***** Data entries

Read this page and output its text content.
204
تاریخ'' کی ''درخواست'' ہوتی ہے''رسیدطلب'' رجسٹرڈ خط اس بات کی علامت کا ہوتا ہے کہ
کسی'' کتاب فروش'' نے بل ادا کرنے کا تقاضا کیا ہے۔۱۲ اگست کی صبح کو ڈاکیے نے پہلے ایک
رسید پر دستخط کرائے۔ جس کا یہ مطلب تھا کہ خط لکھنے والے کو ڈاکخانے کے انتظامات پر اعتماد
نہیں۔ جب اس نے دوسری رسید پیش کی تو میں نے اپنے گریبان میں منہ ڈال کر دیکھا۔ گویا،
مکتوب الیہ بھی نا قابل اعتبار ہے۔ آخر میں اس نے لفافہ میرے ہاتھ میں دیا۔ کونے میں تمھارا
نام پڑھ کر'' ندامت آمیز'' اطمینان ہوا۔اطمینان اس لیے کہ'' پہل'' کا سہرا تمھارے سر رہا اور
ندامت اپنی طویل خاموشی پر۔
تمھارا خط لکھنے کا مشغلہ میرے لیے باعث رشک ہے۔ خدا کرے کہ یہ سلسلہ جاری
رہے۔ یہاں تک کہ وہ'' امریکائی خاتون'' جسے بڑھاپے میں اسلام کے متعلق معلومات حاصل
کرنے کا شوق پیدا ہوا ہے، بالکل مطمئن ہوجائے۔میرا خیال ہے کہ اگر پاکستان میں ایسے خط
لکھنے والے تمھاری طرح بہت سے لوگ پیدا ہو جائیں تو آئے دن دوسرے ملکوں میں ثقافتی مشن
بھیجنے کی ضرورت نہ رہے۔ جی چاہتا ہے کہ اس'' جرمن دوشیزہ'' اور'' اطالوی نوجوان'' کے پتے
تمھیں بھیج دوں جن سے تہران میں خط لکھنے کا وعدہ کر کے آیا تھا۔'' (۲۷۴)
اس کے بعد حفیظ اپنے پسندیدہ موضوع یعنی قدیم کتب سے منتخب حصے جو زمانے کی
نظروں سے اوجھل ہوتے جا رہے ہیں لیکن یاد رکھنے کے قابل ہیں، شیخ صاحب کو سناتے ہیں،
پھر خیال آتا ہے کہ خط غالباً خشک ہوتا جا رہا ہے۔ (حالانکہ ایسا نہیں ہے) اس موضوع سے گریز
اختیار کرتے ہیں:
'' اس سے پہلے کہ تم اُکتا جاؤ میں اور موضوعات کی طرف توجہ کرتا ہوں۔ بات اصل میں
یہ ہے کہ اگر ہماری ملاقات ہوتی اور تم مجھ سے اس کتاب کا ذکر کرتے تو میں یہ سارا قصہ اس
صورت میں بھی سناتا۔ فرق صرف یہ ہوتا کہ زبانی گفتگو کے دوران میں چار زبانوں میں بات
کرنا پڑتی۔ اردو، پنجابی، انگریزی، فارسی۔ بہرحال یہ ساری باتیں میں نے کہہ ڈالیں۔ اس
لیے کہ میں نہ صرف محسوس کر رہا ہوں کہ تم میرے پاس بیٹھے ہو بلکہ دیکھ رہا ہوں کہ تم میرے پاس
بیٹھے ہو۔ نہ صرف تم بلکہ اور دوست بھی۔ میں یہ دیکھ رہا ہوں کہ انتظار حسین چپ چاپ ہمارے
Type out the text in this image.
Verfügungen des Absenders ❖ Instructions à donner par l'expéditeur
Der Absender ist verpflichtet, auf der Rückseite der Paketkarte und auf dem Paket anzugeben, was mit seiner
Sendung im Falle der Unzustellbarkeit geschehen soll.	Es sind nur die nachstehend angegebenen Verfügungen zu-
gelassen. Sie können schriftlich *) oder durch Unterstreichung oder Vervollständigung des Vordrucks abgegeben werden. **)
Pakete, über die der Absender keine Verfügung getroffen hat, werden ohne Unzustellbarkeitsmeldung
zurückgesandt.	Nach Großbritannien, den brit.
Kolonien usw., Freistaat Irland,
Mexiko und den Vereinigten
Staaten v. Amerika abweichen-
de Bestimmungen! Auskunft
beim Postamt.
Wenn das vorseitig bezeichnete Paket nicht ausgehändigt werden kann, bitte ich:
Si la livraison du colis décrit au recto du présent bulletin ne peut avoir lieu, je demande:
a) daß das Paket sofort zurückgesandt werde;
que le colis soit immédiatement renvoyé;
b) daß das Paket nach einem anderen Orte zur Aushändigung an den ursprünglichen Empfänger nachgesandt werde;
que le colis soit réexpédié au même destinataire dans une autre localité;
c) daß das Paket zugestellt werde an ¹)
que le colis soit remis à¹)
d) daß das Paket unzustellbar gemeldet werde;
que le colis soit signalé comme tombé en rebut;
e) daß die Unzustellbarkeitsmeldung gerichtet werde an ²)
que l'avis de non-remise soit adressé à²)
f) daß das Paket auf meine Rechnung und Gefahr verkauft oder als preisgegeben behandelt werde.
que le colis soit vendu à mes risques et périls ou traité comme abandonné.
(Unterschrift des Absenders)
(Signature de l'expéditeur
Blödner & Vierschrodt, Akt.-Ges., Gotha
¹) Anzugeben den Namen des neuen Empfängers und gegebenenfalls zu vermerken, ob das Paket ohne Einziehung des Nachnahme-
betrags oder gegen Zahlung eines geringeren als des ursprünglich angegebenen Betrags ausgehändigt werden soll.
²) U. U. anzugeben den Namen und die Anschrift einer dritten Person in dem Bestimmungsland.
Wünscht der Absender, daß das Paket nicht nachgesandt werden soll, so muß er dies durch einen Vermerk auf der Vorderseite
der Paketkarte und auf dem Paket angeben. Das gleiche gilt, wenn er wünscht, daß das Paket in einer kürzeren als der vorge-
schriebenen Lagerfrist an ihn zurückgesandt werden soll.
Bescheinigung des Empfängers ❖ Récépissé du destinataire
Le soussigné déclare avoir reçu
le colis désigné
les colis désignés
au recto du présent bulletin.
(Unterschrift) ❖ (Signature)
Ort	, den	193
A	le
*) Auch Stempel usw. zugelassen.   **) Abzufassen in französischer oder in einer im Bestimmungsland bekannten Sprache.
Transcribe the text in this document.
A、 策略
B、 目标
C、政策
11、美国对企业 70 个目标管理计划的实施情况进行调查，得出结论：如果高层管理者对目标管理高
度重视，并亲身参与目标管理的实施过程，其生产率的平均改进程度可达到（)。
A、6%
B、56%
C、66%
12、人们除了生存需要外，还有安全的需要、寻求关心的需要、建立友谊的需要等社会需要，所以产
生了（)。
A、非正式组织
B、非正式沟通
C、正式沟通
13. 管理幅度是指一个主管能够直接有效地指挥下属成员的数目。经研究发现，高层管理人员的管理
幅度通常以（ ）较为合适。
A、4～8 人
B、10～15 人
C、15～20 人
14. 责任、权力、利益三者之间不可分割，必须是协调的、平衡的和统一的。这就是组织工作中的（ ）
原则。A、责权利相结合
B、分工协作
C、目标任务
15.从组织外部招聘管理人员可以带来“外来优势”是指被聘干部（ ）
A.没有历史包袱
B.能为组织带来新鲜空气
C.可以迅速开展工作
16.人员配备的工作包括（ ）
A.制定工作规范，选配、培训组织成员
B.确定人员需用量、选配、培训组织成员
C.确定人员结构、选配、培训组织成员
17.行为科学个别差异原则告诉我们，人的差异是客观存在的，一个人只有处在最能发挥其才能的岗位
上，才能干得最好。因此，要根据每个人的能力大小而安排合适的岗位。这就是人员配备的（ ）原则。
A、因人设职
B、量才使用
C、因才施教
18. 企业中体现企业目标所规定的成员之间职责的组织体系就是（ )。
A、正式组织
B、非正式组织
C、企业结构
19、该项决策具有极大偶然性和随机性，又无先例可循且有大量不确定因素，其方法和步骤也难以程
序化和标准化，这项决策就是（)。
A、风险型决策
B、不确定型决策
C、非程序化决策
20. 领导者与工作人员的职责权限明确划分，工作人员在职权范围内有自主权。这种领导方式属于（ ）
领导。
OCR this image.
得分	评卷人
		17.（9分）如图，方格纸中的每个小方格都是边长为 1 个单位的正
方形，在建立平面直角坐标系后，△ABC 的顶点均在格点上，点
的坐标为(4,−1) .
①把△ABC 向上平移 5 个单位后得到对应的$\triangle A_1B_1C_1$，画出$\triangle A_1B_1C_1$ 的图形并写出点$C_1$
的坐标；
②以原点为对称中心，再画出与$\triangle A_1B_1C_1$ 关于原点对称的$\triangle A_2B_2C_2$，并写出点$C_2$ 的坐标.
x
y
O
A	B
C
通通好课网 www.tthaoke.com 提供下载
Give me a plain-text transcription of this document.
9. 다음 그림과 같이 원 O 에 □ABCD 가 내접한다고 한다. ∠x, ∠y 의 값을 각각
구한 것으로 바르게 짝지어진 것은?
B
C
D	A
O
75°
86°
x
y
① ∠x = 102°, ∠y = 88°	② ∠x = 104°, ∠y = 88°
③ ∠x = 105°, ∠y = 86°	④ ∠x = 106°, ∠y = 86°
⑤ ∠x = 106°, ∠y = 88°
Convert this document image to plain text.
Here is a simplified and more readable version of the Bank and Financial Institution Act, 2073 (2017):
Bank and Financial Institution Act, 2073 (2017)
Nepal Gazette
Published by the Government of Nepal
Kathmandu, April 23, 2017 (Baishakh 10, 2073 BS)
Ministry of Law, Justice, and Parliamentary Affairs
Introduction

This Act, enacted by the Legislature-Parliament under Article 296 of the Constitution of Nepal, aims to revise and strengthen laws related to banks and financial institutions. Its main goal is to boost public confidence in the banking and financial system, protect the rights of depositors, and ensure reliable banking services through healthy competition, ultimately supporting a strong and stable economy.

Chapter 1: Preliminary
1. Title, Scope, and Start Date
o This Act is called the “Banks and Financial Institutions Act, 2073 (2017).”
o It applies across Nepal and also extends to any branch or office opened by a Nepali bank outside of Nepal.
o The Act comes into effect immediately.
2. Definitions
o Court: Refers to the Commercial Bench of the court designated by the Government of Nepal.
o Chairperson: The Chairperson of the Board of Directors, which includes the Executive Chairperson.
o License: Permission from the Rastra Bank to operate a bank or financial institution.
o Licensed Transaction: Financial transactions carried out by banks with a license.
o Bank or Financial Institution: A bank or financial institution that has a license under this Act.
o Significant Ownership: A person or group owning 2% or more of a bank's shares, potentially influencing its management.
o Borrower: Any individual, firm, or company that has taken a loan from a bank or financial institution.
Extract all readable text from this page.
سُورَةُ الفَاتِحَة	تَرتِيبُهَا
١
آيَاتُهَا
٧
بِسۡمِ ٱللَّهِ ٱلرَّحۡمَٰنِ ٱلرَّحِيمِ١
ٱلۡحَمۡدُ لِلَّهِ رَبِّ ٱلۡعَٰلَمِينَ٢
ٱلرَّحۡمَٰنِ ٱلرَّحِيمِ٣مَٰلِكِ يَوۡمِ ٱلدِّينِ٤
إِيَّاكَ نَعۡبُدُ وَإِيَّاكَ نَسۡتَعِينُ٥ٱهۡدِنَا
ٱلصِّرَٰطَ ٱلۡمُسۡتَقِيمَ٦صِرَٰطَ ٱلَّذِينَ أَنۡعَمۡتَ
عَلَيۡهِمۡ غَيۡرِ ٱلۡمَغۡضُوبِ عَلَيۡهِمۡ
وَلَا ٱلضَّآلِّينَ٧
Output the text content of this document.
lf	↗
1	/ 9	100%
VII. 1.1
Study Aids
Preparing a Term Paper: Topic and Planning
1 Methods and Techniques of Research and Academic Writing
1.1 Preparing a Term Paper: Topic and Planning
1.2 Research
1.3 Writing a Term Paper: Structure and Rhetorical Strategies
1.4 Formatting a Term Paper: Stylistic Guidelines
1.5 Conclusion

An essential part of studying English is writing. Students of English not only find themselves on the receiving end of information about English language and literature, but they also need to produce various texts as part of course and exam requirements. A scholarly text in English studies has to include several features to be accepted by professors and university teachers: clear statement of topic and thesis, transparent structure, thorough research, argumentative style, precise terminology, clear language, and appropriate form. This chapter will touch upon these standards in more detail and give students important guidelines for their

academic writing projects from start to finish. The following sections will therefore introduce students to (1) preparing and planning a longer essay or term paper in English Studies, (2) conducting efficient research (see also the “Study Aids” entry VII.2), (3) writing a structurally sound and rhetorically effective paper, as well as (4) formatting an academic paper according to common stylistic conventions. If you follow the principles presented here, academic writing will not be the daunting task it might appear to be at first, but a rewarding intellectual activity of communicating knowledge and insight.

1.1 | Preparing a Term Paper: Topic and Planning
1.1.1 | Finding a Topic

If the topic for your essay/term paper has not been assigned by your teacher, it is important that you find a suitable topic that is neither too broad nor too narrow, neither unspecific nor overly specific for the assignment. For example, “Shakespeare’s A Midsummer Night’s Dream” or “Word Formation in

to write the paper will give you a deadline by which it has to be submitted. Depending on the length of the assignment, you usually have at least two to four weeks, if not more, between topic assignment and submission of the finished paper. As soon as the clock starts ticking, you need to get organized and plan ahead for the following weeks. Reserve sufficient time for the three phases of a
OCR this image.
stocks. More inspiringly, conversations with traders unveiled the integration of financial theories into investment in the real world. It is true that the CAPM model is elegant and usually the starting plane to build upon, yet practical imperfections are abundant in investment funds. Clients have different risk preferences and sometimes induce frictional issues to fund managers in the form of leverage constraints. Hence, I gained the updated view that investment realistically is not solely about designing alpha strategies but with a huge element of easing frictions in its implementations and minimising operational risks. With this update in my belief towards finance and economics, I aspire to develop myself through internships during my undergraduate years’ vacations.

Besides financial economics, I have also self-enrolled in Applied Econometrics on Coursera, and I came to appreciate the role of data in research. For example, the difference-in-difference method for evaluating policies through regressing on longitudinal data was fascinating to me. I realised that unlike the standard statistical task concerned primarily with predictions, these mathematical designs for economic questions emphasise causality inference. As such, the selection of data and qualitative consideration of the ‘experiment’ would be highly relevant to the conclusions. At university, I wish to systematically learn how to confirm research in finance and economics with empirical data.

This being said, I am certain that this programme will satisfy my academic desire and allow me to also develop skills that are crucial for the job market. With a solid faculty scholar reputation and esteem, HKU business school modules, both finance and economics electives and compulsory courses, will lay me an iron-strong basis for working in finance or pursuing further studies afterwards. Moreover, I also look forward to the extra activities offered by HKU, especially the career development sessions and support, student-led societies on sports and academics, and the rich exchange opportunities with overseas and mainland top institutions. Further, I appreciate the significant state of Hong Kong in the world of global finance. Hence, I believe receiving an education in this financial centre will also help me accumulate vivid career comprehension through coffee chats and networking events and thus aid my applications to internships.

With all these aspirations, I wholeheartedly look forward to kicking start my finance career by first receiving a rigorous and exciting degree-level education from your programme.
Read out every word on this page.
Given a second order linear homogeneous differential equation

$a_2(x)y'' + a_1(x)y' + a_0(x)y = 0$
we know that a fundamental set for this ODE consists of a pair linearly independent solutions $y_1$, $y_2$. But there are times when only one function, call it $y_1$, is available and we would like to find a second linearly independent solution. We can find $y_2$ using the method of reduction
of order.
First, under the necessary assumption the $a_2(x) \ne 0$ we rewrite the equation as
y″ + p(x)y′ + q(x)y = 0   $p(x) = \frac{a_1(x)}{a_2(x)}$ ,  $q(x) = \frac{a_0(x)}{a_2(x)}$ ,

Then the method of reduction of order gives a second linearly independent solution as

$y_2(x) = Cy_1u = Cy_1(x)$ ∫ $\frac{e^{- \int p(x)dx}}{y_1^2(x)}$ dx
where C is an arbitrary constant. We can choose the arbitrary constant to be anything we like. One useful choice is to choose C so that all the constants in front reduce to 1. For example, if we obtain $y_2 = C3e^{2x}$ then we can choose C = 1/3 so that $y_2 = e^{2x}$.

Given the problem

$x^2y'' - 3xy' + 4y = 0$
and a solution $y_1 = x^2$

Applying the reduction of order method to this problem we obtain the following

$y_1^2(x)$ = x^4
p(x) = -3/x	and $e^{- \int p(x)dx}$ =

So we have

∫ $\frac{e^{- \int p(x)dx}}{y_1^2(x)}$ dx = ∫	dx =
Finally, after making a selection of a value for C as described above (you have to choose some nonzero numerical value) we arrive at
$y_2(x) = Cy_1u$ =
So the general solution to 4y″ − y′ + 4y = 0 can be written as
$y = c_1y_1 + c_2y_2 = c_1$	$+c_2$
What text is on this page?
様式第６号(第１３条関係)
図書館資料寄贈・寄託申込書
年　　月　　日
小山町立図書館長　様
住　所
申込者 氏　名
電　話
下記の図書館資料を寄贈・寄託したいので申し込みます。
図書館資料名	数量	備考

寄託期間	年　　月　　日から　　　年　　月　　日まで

**********

Search the data for "قابل" and list every line in which it occurs.

مکتوب الیہ بھی نا قابل اعتبار ہے۔ آخر میں اس نے لفافہ میرے ہاتھ میں دیا۔ کونے میں تمھارا
نظروں سے اوجھل ہوتے جا رہے ہیں لیکن یاد رکھنے کے قابل ہیں، شیخ صاحب کو سناتے ہیں،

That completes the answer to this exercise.